Your instructions
Draw out every line with the word "embargo" from the listing below.
========================
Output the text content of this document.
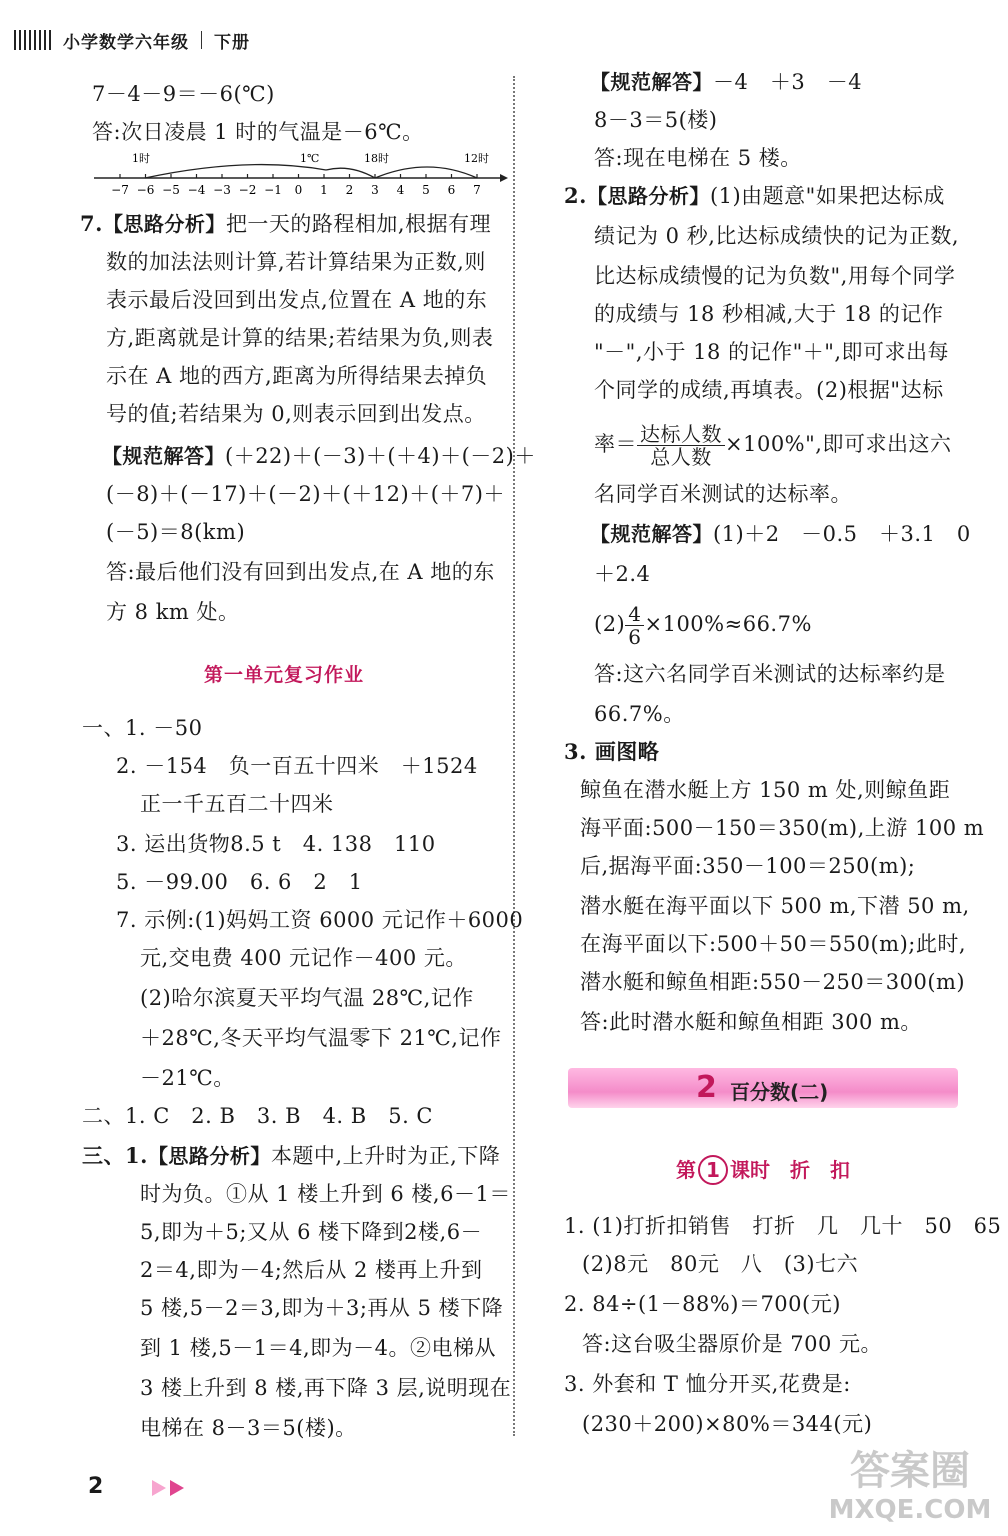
小学数学六年级 下册
7－4－9＝－6(℃)
答:次日凌晨 1 时的气温是－6℃。
−7 −6 −5 −4 −3 −2 −1 0 1 2 3 4 5 6 7
1时	1℃	18时	12时
7.【思路分析】把一天的路程相加,根据有理
数的加法法则计算,若计算结果为正数,则
表示最后没回到出发点,位置在 A 地的东
方,距离就是计算的结果;若结果为负,则表
示在 A 地的西方,距离为所得结果去掉负
号的值;若结果为 0,则表示回到出发点。
【规范解答】(＋22)＋(－3)＋(＋4)＋(－2)＋
(－8)＋(－17)＋(－2)＋(＋12)＋(＋7)＋
(－5)＝8(km)
答:最后他们没有回到出发点,在 A 地的东
方 8 km 处。
第一单元复习作业
一、1. －50
2. －154　负一百五十四米　＋1524
正一千五百二十四米
3. 运出货物8.5 t　4. 138　110
5. －99.00　6. 6　2　1
7. 示例:(1)妈妈工资 6000 元记作＋6000
元,交电费 400 元记作－400 元。
(2)哈尔滨夏天平均气温 28℃,记作
＋28℃,冬天平均气温零下 21℃,记作
－21℃。
二、1. C　2. B　3. B　4. B　5. C
三、1.【思路分析】本题中,上升时为正,下降
时为负。①从 1 楼上升到 6 楼,6－1＝
5,即为＋5;又从 6 楼下降到2楼,6－
2＝4,即为－4;然后从 2 楼再上升到
5 楼,5－2＝3,即为＋3;再从 5 楼下降
到 1 楼,5－1＝4,即为－4。②电梯从
3 楼上升到 8 楼,再下降 3 层,说明现在
电梯在 8－3＝5(楼)。
【规范解答】－4　＋3　－4
8－3＝5(楼)
答:现在电梯在 5 楼。
2.【思路分析】(1)由题意"如果把达标成
绩记为 0 秒,比达标成绩快的记为正数,
比达标成绩慢的记为负数",用每个同学
的成绩与 18 秒相减,大于 18 的记作
"－",小于 18 的记作"＋",即可求出每
个同学的成绩,再填表。(2)根据"达标
率＝ $\frac{\text{达标人数}}{\text{总人数}} \times 100\%$",即可求出这六
名同学百米测试的达标率。
【规范解答】(1)＋2　－0.5　＋3.1　0
＋2.4
$(2) \frac{4}{6} \times 100\%\approx 66.7\%$
答:这六名同学百米测试的达标率约是
66.7%。
3. 画图略
鲸鱼在潜水艇上方 150 m 处,则鲸鱼距
海平面:500－150＝350(m),上游 100 m
后,据海平面:350－100＝250(m);
潜水艇在海平面以下 500 m,下潜 50 m,
在海平面以下:500＋50＝550(m);此时,
潜水艇和鲸鱼相距:550－250＝300(m)
答:此时潜水艇和鲸鱼相距 300 m。
2 百分数(二)
第 1 课时　折　扣
1. (1)打折扣销售　打折　几　几十　50　65
(2)8元　80元　八　(3)七六
2. 84÷(1－88%)＝700(元)
答:这台吸尘器原价是 700 元。
3. 外套和 T 恤分开买,花费是:
(230＋200)×80%＝344(元)
2	答案圈
MXQE.COM
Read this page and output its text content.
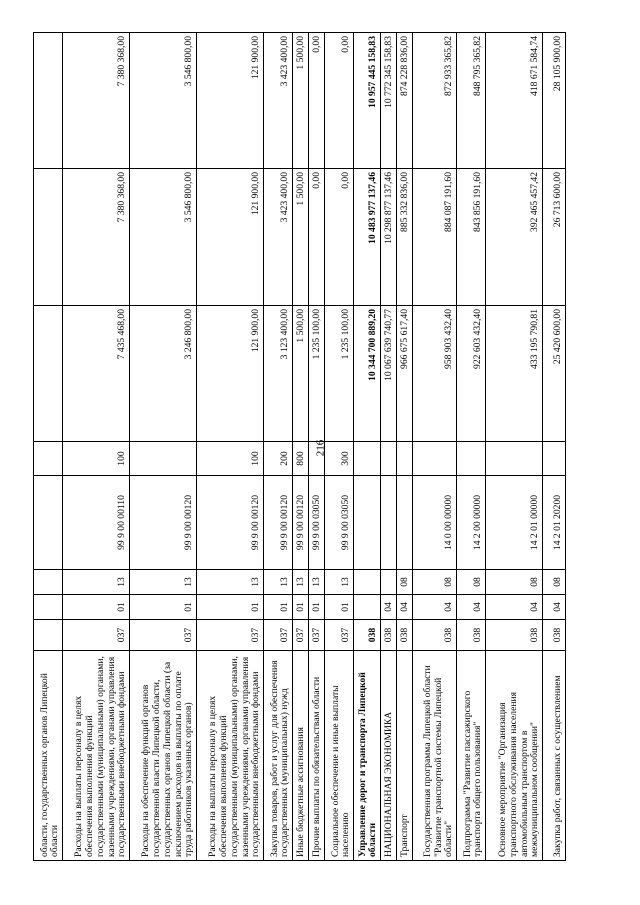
216
области, государственных органов Липецкой области								
Расходы на выплаты персоналу в целях обеспечения выполнения функций государственными (муниципальными) органами, казенными учреждениями, органами управления государственными внебюджетными фондами	037	01	13	99 9 00 00110	100	7 435 468,00	7 380 368,00	7 380 368,00
Расходы на обеспечение функций органов государственной власти Липецкой области, государственных органов Липецкой области (за исключением расходов на выплаты по оплате труда работников указанных органов)	037	01	13	99 9 00 00120		3 246 800,00	3 546 800,00	3 546 800,00
Расходы на выплаты персоналу в целях обеспечения выполнения функций государственными (муниципальными) органами, казенными учреждениями, органами управления государственными внебюджетными фондами	037	01	13	99 9 00 00120	100	121 900,00	121 900,00	121 900,00
Закупка товаров, работ и услуг для обеспечения государственных (муниципальных) нужд	037	01	13	99 9 00 00120	200	3 123 400,00	3 423 400,00	3 423 400,00
Иные бюджетные ассигнования	037	01	13	99 9 00 00120	800	1 500,00	1 500,00	1 500,00
Прочие выплаты по обязательствам области	037	01	13	99 9 00 03050		1 235 100,00	0,00	0,00
Социальное обеспечение и иные выплаты населению	037	01	13	99 9 00 03050	300	1 235 100,00	0,00	0,00
Управление дорог и транспорта Липецкой области	038					10 344 700 889,20	10 483 977 137,46	10 957 445 158,83
НАЦИОНАЛЬНАЯ ЭКОНОМИКА	038	04				10 067 639 740,77	10 298 877 137,46	10 772 345 158,83
Транспорт	038	04	08			966 675 617,40	885 332 836,00	874 228 836,00
Государственная программа Липецкой области "Развитие транспортной системы Липецкой области"	038	04	08	14 0 00 00000		958 903 432,40	884 087 191,60	872 933 365,82
Подпрограмма "Развитие пассажирского транспорта общего пользования"	038	04	08	14 2 00 00000		922 603 432,40	843 856 191,60	848 795 365,82
Основное мероприятие "Организация транспортного обслуживания населения автомобильным транспортом в межмуниципальном сообщении"	038	04	08	14 2 01 00000		433 195 790,81	392 465 457,42	418 671 584,74
Закупка работ, связанных с осуществлением	038	04	08	14 2 01 20200		25 420 600,00	26 713 600,00	28 105 900,00
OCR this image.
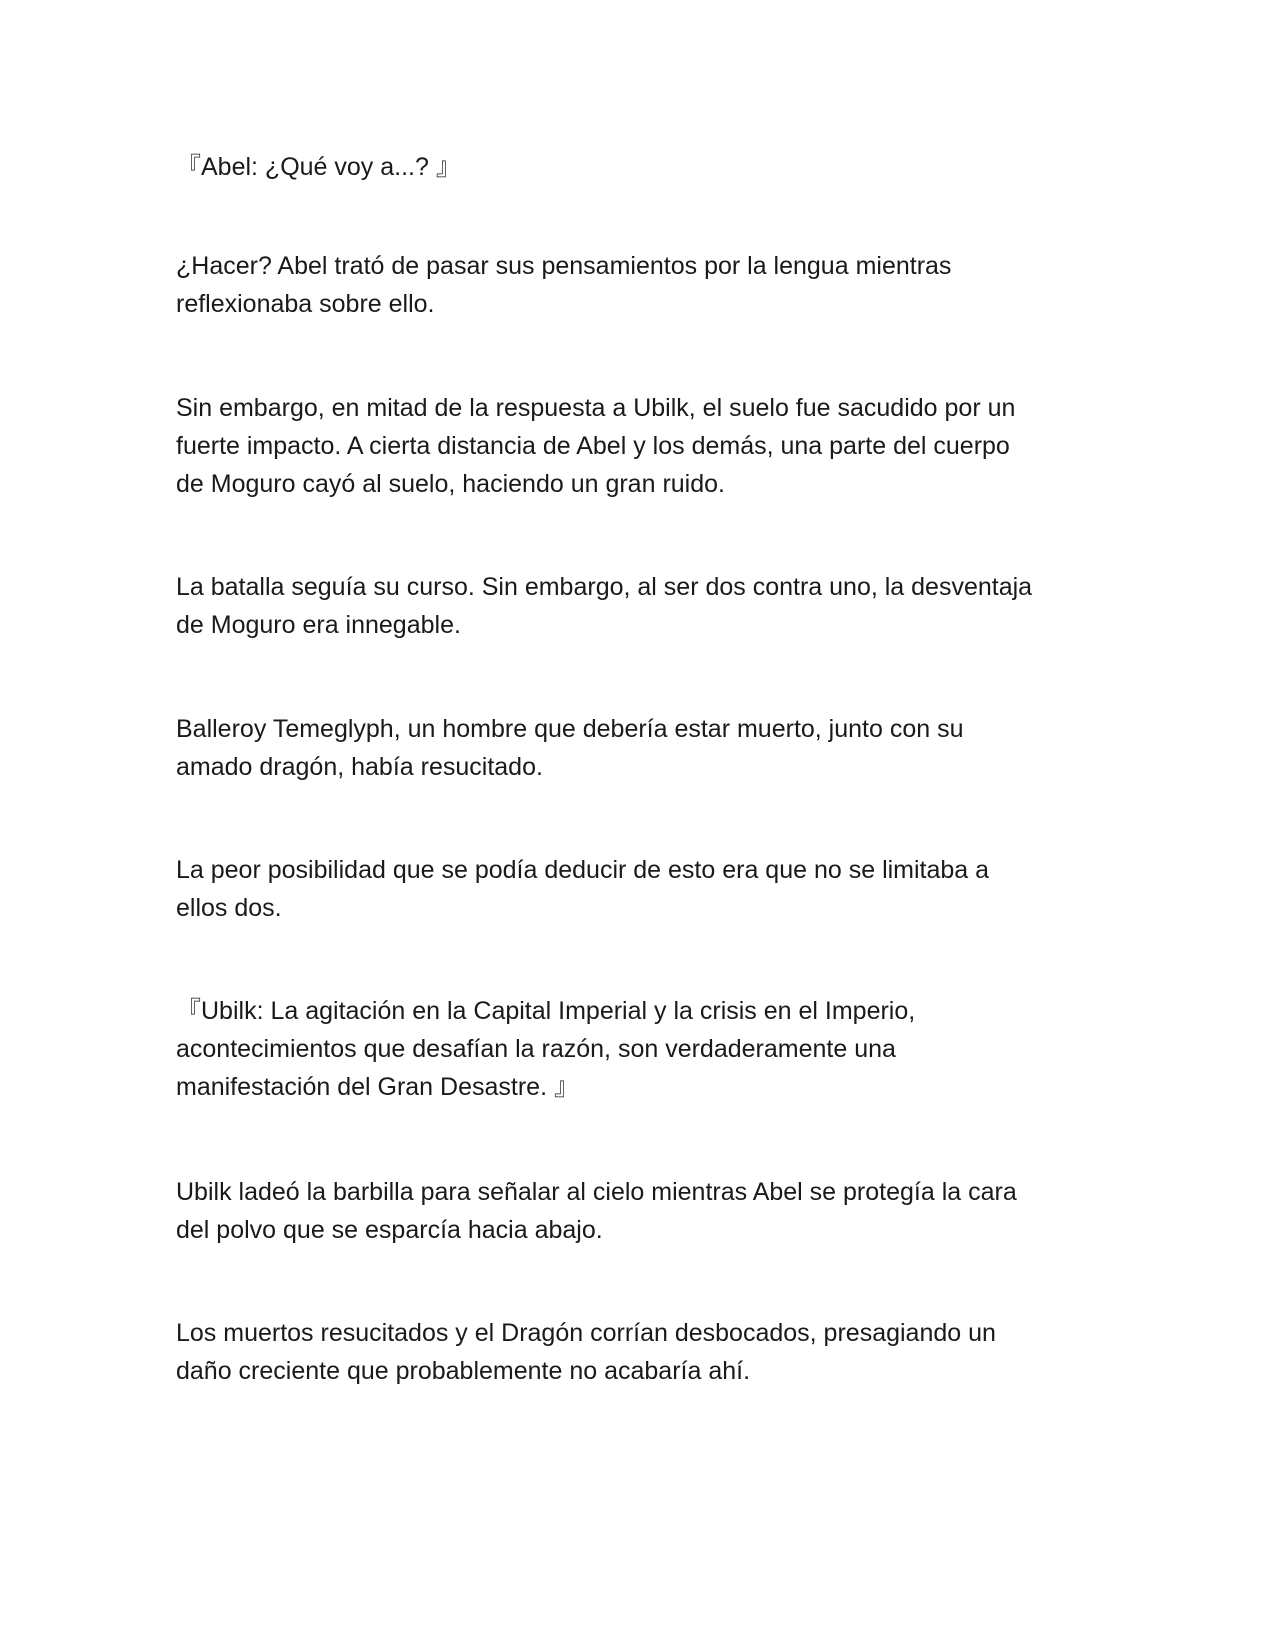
『Abel: ¿Qué voy a...? 』

¿Hacer? Abel trató de pasar sus pensamientos por la lengua mientras
reflexionaba sobre ello.

Sin embargo, en mitad de la respuesta a Ubilk, el suelo fue sacudido por un
fuerte impacto. A cierta distancia de Abel y los demás, una parte del cuerpo
de Moguro cayó al suelo, haciendo un gran ruido.

La batalla seguía su curso. Sin embargo, al ser dos contra uno, la desventaja
de Moguro era innegable.

Balleroy Temeglyph, un hombre que debería estar muerto, junto con su
amado dragón, había resucitado.

La peor posibilidad que se podía deducir de esto era que no se limitaba a
ellos dos.

『Ubilk: La agitación en la Capital Imperial y la crisis en el Imperio,
acontecimientos que desafían la razón, son verdaderamente una
manifestación del Gran Desastre. 』

Ubilk ladeó la barbilla para señalar al cielo mientras Abel se protegía la cara
del polvo que se esparcía hacia abajo.

Los muertos resucitados y el Dragón corrían desbocados, presagiando un
daño creciente que probablemente no acabaría ahí.
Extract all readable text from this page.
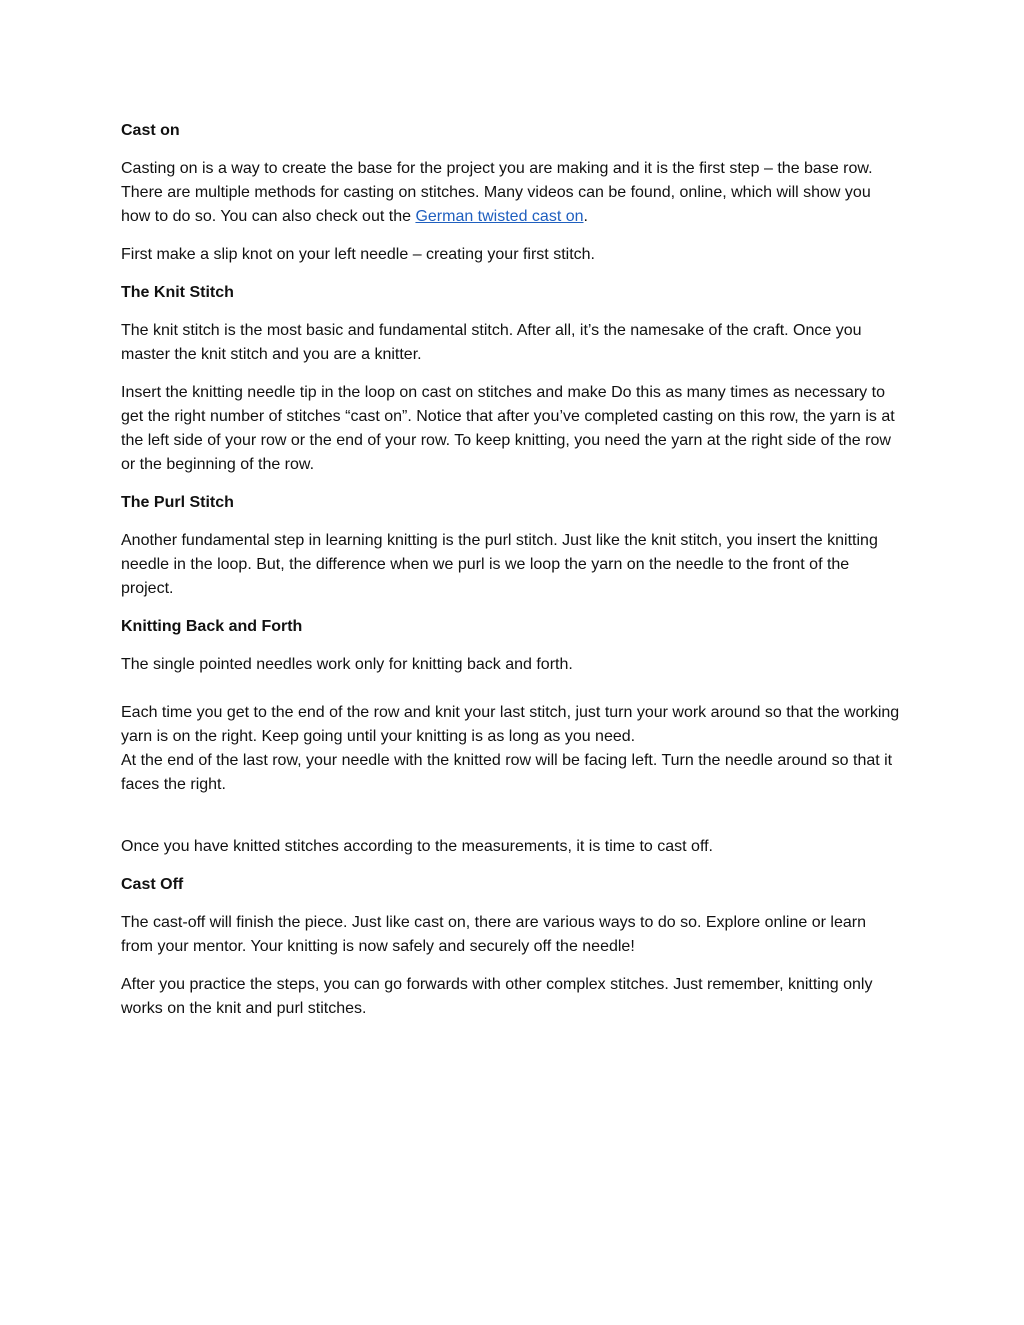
Cast on

Casting on is a way to create the base for the project you are making and it is the first step – the base row. There are multiple methods for casting on stitches. Many videos can be found, online, which will show you how to do so. You can also check out the German twisted cast on.

First make a slip knot on your left needle – creating your first stitch.

The Knit Stitch

The knit stitch is the most basic and fundamental stitch. After all, it’s the namesake of the craft. Once you master the knit stitch and you are a knitter.

Insert the knitting needle tip in the loop on cast on stitches and make Do this as many times as necessary to get the right number of stitches “cast on”. Notice that after you’ve completed casting on this row, the yarn is at the left side of your row or the end of your row. To keep knitting, you need the yarn at the right side of the row or the beginning of the row.

The Purl Stitch

Another fundamental step in learning knitting is the purl stitch. Just like the knit stitch, you insert the knitting needle in the loop. But, the difference when we purl is we loop the yarn on the needle to the front of the project.

Knitting Back and Forth

The single pointed needles work only for knitting back and forth.

Each time you get to the end of the row and knit your last stitch, just turn your work around so that the working yarn is on the right. Keep going until your knitting is as long as you need.

At the end of the last row, your needle with the knitted row will be facing left. Turn the needle around so that it faces the right.

Once you have knitted stitches according to the measurements, it is time to cast off.

Cast Off

The cast-off will finish the piece. Just like cast on, there are various ways to do so. Explore online or learn from your mentor. Your knitting is now safely and securely off the needle!

After you practice the steps, you can go forwards with other complex stitches. Just remember, knitting only works on the knit and purl stitches.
========================
The answer
Sin embargo, en mitad de la respuesta a Ubilk, el suelo fue sacudido por un
La batalla seguía su curso. Sin embargo, al ser dos contra uno, la desventaja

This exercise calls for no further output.